Exercise aim:
Scan the entries below and extract each line with the word "billion" in it.

Listed entries:

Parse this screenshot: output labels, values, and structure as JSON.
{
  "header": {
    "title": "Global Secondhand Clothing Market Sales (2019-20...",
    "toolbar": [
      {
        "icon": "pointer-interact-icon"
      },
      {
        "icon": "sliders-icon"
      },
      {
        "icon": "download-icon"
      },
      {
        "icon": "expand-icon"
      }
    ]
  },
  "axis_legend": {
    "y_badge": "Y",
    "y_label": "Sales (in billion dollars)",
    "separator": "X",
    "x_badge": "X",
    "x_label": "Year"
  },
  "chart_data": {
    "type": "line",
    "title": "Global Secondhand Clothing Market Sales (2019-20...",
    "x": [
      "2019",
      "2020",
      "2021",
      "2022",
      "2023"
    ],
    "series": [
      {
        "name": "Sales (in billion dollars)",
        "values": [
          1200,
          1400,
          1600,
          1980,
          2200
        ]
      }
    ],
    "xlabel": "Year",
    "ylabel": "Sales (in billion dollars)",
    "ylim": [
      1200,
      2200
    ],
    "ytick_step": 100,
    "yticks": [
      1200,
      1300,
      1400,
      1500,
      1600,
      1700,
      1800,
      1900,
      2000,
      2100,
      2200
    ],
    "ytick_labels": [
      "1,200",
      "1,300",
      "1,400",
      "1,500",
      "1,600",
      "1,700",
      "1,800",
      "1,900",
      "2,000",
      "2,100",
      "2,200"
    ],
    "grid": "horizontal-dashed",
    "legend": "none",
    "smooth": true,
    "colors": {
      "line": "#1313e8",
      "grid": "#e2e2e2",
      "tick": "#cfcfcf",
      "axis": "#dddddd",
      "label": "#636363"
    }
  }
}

Written solution:
    "y_label": "Sales (in billion dollars)",
        "name": "Sales (in billion dollars)",
    "ylabel": "Sales (in billion dollars)",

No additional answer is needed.